(Extracted records)
= = = = = = =

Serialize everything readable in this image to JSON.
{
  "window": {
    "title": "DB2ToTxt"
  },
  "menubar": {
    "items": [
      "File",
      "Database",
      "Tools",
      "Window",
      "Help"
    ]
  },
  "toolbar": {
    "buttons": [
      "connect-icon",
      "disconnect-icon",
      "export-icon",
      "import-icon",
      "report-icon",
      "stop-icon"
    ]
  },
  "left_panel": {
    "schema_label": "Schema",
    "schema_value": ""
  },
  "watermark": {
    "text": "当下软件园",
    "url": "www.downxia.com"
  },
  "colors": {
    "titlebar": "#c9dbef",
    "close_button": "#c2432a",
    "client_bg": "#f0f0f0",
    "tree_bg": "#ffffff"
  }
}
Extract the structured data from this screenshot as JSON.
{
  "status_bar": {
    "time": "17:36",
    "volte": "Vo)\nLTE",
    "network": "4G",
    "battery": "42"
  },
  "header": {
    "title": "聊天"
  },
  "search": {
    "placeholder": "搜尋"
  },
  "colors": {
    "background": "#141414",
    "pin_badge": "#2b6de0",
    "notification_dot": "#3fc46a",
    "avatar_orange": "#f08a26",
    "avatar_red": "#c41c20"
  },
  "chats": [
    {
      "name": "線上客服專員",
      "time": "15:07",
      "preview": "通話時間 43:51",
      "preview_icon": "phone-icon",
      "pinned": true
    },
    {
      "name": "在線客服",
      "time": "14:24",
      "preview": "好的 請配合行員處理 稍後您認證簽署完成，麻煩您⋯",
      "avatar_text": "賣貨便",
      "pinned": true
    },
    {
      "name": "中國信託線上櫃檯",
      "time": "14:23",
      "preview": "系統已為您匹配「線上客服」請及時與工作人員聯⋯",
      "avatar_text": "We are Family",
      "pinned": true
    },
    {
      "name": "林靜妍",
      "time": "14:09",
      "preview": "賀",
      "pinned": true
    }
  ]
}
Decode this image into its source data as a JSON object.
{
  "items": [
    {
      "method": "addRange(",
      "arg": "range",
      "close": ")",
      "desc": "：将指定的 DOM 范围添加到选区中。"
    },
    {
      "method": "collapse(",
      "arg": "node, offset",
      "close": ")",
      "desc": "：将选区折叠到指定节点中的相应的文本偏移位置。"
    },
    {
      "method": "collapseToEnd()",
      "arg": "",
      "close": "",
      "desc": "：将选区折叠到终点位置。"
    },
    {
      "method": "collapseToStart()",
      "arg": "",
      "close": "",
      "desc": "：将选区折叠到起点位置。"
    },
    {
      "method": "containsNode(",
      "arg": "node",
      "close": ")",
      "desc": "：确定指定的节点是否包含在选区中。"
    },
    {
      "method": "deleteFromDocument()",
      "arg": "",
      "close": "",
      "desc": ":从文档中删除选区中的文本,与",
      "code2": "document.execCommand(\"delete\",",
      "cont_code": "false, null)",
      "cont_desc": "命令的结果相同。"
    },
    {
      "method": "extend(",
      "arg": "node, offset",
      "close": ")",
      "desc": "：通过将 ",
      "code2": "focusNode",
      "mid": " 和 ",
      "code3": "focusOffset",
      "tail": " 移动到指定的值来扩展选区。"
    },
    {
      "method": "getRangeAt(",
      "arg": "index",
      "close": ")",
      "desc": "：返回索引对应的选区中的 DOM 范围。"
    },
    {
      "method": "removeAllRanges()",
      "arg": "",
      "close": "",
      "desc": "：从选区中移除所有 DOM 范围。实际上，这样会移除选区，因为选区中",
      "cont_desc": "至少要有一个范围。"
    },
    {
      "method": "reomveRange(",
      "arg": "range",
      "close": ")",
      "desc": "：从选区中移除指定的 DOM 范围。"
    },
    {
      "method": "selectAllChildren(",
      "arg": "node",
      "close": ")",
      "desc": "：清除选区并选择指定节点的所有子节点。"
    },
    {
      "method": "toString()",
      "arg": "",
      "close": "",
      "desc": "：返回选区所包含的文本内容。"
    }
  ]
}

= = = = = = =

▶ **WORK INSTRUCTIONS**
Write the data out again in full and exactly.

▶ **THE RESPONSE**
Serialize everything readable in this image to JSON.
{
  "window": {
    "title": "DB2ToTxt"
  },
  "menubar": {
    "items": [
      "File",
      "Database",
      "Tools",
      "Window",
      "Help"
    ]
  },
  "toolbar": {
    "buttons": [
      "connect-icon",
      "disconnect-icon",
      "export-icon",
      "import-icon",
      "report-icon",
      "stop-icon"
    ]
  },
  "left_panel": {
    "schema_label": "Schema",
    "schema_value": ""
  },
  "watermark": {
    "text": "当下软件园",
    "url": "www.downxia.com"
  },
  "colors": {
    "titlebar": "#c9dbef",
    "close_button": "#c2432a",
    "client_bg": "#f0f0f0",
    "tree_bg": "#ffffff"
  }
}
Extract the structured data from this screenshot as JSON.
{
  "status_bar": {
    "time": "17:36",
    "volte": "Vo)\nLTE",
    "network": "4G",
    "battery": "42"
  },
  "header": {
    "title": "聊天"
  },
  "search": {
    "placeholder": "搜尋"
  },
  "colors": {
    "background": "#141414",
    "pin_badge": "#2b6de0",
    "notification_dot": "#3fc46a",
    "avatar_orange": "#f08a26",
    "avatar_red": "#c41c20"
  },
  "chats": [
    {
      "name": "線上客服專員",
      "time": "15:07",
      "preview": "通話時間 43:51",
      "preview_icon": "phone-icon",
      "pinned": true
    },
    {
      "name": "在線客服",
      "time": "14:24",
      "preview": "好的 請配合行員處理 稍後您認證簽署完成，麻煩您⋯",
      "avatar_text": "賣貨便",
      "pinned": true
    },
    {
      "name": "中國信託線上櫃檯",
      "time": "14:23",
      "preview": "系統已為您匹配「線上客服」請及時與工作人員聯⋯",
      "avatar_text": "We are Family",
      "pinned": true
    },
    {
      "name": "林靜妍",
      "time": "14:09",
      "preview": "賀",
      "pinned": true
    }
  ]
}
Decode this image into its source data as a JSON object.
{
  "items": [
    {
      "method": "addRange(",
      "arg": "range",
      "close": ")",
      "desc": "：将指定的 DOM 范围添加到选区中。"
    },
    {
      "method": "collapse(",
      "arg": "node, offset",
      "close": ")",
      "desc": "：将选区折叠到指定节点中的相应的文本偏移位置。"
    },
    {
      "method": "collapseToEnd()",
      "arg": "",
      "close": "",
      "desc": "：将选区折叠到终点位置。"
    },
    {
      "method": "collapseToStart()",
      "arg": "",
      "close": "",
      "desc": "：将选区折叠到起点位置。"
    },
    {
      "method": "containsNode(",
      "arg": "node",
      "close": ")",
      "desc": "：确定指定的节点是否包含在选区中。"
    },
    {
      "method": "deleteFromDocument()",
      "arg": "",
      "close": "",
      "desc": ":从文档中删除选区中的文本,与",
      "code2": "document.execCommand(\"delete\",",
      "cont_code": "false, null)",
      "cont_desc": "命令的结果相同。"
    },
    {
      "method": "extend(",
      "arg": "node, offset",
      "close": ")",
      "desc": "：通过将 ",
      "code2": "focusNode",
      "mid": " 和 ",
      "code3": "focusOffset",
      "tail": " 移动到指定的值来扩展选区。"
    },
    {
      "method": "getRangeAt(",
      "arg": "index",
      "close": ")",
      "desc": "：返回索引对应的选区中的 DOM 范围。"
    },
    {
      "method": "removeAllRanges()",
      "arg": "",
      "close": "",
      "desc": "：从选区中移除所有 DOM 范围。实际上，这样会移除选区，因为选区中",
      "cont_desc": "至少要有一个范围。"
    },
    {
      "method": "reomveRange(",
      "arg": "range",
      "close": ")",
      "desc": "：从选区中移除指定的 DOM 范围。"
    },
    {
      "method": "selectAllChildren(",
      "arg": "node",
      "close": ")",
      "desc": "：清除选区并选择指定节点的所有子节点。"
    },
    {
      "method": "toString()",
      "arg": "",
      "close": "",
      "desc": "：返回选区所包含的文本内容。"
    }
  ]
}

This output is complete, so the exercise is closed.